_The data_:
○ ○ ○ ○ ○ ○ ○
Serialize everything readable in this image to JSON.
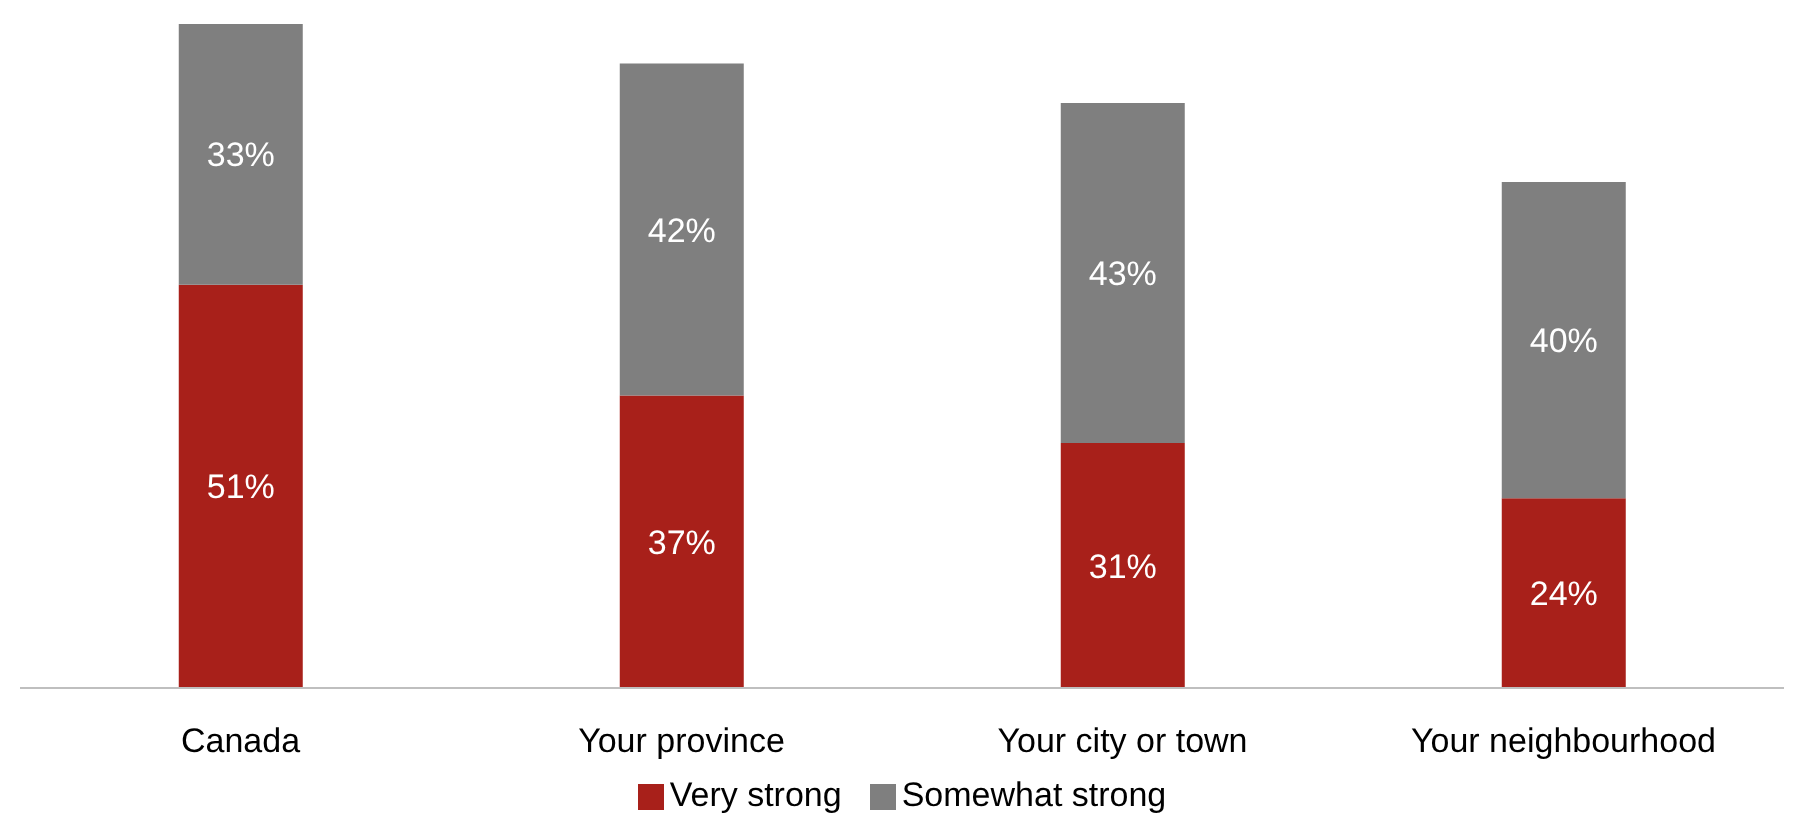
{
  "chart_data": {
    "type": "bar",
    "stacked": true,
    "legend": "bottom",
    "grid": false,
    "categories": [
      "Canada",
      "Your province",
      "Your city or town",
      "Your neighbourhood"
    ],
    "series": [
      {
        "name": "Very strong",
        "color": "#a8201a",
        "values": [
          51,
          37,
          31,
          24
        ],
        "value_labels": [
          "51%",
          "37%",
          "31%",
          "24%"
        ]
      },
      {
        "name": "Somewhat strong",
        "color": "#7f7f7f",
        "values": [
          33,
          42,
          43,
          40
        ],
        "value_labels": [
          "33%",
          "42%",
          "43%",
          "40%"
        ]
      }
    ]
  }
}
○ ○ ○ ○ ○ ○ ○
_Problem to solve_:
Quote the listing above in full, except for the pictures.

_Task result_:
Serialize everything readable in this image to JSON.
{
  "chart_data": {
    "type": "bar",
    "stacked": true,
    "legend": "bottom",
    "grid": false,
    "categories": [
      "Canada",
      "Your province",
      "Your city or town",
      "Your neighbourhood"
    ],
    "series": [
      {
        "name": "Very strong",
        "color": "#a8201a",
        "values": [
          51,
          37,
          31,
          24
        ],
        "value_labels": [
          "51%",
          "37%",
          "31%",
          "24%"
        ]
      },
      {
        "name": "Somewhat strong",
        "color": "#7f7f7f",
        "values": [
          33,
          42,
          43,
          40
        ],
        "value_labels": [
          "33%",
          "42%",
          "43%",
          "40%"
        ]
      }
    ]
  }
}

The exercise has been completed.